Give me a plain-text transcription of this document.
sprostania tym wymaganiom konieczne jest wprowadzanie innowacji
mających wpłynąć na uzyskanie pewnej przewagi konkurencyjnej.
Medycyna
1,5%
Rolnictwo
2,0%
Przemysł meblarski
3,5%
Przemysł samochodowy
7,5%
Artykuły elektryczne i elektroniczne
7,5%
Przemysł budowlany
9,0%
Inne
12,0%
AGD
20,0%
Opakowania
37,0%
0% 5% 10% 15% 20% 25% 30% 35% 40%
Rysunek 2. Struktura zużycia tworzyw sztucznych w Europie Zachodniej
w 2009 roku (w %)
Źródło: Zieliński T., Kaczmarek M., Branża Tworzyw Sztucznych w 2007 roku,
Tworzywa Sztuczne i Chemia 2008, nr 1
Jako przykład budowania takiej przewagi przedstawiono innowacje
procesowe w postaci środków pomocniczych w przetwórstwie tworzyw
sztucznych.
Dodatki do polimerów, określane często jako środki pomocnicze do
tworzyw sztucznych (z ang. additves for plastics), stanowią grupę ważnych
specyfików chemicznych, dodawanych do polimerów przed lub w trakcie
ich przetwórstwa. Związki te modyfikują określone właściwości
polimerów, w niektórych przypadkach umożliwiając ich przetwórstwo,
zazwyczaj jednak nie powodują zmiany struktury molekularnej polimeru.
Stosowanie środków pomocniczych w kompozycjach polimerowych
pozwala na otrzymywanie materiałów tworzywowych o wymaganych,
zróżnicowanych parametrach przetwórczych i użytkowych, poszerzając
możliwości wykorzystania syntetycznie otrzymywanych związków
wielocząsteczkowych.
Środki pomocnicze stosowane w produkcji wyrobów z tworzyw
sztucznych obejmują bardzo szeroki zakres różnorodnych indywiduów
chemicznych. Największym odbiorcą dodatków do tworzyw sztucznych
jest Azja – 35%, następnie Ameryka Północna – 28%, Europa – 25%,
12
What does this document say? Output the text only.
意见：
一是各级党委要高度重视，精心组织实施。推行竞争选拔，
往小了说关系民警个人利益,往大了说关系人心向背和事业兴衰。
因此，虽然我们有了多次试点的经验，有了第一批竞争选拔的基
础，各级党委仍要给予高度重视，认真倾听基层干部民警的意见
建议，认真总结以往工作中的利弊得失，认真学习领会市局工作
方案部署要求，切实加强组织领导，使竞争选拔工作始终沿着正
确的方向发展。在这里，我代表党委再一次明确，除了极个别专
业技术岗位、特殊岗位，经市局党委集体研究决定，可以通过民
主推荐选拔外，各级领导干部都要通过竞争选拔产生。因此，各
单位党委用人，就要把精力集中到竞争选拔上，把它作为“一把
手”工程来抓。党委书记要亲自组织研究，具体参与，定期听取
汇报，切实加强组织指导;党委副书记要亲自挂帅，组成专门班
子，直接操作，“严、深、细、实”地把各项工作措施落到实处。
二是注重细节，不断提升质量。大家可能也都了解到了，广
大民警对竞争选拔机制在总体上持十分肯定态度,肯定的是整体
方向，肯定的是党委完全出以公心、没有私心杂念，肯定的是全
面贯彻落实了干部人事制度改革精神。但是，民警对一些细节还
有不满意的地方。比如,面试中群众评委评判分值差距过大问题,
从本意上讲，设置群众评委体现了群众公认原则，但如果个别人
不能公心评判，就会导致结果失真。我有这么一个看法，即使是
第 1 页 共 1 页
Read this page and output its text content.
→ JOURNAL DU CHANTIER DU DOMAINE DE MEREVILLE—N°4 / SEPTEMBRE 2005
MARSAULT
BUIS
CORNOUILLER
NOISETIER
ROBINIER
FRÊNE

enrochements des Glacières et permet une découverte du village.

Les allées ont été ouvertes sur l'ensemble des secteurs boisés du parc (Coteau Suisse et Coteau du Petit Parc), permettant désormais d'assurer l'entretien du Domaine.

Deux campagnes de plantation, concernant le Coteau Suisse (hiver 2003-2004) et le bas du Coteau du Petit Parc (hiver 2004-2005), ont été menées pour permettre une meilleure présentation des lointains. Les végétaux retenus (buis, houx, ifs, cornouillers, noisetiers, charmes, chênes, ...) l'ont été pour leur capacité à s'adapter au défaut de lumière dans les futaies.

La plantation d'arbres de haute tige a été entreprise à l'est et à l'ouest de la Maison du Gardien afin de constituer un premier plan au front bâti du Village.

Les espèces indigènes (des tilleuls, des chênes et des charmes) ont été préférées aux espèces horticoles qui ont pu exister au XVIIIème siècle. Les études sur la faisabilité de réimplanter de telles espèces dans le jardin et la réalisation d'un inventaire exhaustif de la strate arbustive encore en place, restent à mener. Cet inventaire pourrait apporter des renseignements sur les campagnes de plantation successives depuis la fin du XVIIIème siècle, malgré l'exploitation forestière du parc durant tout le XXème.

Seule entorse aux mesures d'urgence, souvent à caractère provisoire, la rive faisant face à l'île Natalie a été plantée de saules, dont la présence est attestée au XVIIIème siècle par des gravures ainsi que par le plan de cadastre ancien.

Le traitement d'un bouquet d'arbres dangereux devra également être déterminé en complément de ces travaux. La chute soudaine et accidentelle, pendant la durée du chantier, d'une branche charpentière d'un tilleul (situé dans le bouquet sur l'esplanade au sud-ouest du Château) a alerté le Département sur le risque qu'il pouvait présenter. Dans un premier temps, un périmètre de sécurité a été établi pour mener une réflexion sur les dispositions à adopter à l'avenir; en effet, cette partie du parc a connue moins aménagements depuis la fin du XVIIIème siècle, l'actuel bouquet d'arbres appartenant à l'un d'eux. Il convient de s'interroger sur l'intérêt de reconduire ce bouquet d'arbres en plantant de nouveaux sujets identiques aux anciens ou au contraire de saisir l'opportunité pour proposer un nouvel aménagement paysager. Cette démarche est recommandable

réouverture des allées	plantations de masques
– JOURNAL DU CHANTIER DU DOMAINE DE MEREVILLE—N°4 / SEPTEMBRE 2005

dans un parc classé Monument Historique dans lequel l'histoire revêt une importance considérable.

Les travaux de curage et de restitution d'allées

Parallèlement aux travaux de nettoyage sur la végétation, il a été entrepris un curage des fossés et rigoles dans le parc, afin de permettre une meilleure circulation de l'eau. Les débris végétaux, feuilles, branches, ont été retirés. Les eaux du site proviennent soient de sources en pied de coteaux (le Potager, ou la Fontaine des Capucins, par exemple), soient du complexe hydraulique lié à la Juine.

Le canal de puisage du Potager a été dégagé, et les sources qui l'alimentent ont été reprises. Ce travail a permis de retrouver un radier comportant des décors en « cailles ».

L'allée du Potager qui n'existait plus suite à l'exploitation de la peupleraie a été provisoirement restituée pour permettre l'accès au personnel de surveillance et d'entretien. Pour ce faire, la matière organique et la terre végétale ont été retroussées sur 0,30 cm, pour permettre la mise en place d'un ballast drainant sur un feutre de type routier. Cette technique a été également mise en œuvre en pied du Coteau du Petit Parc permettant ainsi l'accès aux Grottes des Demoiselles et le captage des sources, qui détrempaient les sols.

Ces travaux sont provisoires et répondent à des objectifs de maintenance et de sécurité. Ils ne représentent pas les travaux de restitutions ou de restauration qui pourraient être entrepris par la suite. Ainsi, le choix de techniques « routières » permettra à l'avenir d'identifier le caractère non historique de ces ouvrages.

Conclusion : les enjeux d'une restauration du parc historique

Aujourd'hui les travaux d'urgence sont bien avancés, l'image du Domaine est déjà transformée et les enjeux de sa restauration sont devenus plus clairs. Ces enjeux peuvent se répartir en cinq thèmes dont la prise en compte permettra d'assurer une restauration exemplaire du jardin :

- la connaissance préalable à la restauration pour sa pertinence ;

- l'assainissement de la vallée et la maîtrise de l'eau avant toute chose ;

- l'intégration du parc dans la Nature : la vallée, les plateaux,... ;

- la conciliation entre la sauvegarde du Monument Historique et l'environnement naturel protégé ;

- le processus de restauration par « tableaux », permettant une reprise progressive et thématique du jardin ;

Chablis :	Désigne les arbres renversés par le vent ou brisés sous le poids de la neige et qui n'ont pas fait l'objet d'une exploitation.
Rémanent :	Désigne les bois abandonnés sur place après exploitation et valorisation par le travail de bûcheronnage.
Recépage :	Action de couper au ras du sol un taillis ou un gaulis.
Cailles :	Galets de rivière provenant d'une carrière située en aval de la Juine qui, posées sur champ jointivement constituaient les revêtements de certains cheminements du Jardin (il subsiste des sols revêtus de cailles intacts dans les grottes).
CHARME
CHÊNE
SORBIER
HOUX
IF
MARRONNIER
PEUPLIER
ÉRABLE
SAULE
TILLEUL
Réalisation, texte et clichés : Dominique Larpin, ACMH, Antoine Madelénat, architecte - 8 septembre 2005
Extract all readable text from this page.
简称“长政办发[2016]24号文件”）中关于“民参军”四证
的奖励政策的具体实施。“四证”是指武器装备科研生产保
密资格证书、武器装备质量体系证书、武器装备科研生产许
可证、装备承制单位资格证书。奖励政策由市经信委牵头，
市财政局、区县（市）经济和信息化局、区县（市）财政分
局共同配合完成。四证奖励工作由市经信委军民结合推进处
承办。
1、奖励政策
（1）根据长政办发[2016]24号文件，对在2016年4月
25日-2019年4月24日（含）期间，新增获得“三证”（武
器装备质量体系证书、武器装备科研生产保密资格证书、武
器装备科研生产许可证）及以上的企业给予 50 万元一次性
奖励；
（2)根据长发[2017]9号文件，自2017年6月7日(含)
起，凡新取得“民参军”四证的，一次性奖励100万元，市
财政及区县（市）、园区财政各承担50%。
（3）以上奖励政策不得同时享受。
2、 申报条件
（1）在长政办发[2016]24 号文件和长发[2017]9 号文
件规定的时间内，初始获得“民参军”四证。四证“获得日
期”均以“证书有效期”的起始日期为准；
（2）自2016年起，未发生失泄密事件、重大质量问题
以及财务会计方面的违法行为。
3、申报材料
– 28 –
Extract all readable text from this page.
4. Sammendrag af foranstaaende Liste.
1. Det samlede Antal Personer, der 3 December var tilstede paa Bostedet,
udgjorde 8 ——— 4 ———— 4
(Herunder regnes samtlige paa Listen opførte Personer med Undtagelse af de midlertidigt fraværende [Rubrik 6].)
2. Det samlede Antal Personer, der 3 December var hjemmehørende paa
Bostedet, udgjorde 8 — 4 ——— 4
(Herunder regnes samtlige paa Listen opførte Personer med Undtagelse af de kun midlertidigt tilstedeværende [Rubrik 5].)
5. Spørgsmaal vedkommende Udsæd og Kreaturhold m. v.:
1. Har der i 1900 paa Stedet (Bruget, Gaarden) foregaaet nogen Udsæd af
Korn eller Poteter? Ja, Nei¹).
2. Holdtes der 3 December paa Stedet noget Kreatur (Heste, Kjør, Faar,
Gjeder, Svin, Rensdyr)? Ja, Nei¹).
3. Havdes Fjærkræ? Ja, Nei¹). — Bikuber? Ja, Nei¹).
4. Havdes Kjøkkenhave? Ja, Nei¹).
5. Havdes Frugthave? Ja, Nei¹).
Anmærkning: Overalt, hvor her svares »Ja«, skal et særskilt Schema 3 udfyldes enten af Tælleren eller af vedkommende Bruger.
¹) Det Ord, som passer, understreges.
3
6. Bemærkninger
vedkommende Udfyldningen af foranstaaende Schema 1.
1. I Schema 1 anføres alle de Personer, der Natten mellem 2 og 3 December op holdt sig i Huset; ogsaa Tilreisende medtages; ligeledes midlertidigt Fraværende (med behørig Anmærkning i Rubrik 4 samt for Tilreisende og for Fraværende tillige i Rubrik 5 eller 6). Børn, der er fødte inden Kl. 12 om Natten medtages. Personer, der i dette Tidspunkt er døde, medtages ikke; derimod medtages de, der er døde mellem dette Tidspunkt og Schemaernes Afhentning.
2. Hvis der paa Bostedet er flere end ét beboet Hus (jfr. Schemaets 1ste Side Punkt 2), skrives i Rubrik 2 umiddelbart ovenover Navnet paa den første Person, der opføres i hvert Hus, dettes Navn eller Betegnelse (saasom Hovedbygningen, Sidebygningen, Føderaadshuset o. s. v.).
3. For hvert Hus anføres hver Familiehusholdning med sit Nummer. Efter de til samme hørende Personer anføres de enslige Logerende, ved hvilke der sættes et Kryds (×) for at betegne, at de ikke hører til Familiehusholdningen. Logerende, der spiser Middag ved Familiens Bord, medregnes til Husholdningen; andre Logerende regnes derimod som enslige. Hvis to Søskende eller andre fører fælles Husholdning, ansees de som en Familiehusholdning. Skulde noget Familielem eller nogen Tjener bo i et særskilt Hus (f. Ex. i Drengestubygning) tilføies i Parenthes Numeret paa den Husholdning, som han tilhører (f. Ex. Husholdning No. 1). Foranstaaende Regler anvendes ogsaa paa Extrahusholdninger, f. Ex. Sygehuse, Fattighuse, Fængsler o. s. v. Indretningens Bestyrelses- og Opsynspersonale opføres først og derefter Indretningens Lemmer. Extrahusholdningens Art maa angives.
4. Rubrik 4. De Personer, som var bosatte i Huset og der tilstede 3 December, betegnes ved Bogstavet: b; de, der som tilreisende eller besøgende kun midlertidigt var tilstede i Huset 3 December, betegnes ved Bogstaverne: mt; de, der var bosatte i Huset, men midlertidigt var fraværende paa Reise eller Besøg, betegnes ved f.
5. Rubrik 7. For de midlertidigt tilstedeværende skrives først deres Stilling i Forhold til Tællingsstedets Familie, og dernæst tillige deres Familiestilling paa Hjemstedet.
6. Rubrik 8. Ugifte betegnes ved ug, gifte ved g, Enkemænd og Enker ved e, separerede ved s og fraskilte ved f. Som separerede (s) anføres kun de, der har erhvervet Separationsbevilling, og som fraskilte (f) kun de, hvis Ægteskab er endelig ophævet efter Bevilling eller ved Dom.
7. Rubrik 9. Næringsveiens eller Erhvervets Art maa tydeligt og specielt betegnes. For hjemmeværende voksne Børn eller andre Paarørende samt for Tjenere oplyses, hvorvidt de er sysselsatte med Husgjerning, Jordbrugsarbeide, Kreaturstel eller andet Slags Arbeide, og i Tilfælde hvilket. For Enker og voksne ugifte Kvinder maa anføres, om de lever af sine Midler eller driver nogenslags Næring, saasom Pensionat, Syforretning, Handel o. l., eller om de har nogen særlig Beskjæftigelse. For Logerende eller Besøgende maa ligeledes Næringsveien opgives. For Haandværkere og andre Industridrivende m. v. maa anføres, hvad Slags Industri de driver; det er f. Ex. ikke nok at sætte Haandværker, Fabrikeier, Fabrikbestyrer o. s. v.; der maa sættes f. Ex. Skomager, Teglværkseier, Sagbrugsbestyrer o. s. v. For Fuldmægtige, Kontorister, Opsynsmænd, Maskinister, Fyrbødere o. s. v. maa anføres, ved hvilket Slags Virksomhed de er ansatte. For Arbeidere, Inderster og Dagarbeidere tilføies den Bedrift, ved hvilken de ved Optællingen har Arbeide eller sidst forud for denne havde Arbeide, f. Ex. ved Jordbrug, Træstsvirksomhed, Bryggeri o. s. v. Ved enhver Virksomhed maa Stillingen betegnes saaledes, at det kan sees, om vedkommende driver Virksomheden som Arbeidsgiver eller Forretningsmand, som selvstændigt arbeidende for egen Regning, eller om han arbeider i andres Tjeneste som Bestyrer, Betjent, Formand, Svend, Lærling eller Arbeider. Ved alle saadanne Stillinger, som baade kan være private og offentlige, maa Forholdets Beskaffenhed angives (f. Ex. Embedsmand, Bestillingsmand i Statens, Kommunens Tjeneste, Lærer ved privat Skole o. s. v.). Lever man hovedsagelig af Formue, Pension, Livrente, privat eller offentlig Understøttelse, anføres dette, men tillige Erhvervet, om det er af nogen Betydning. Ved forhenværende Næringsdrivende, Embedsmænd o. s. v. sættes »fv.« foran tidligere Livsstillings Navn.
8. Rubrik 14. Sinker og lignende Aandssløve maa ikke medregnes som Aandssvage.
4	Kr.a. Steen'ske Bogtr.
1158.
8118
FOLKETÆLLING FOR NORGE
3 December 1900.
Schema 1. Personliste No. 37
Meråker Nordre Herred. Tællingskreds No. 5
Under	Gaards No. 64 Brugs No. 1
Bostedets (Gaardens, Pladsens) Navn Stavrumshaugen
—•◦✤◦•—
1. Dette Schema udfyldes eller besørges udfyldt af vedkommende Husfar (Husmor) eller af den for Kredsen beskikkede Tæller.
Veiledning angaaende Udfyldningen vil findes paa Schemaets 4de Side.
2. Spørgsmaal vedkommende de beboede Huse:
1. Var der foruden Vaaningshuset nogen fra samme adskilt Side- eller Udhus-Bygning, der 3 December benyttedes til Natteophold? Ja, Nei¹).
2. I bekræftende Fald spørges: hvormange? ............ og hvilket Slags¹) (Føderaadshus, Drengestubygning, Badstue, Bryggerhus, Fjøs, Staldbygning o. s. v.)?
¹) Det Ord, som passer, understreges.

══════

→ PROBLEM DESCRIPTION: Look through the entries above for the word "Herunder". Copy every line where it shows up.

→ ANSWER TO THIS TASK:
(Herunder regnes samtlige paa Listen opførte Personer med Undtagelse af de midlertidigt fraværende [Rubrik 6].)
(Herunder regnes samtlige paa Listen opførte Personer med Undtagelse af de kun midlertidigt tilstedeværende [Rubrik 5].)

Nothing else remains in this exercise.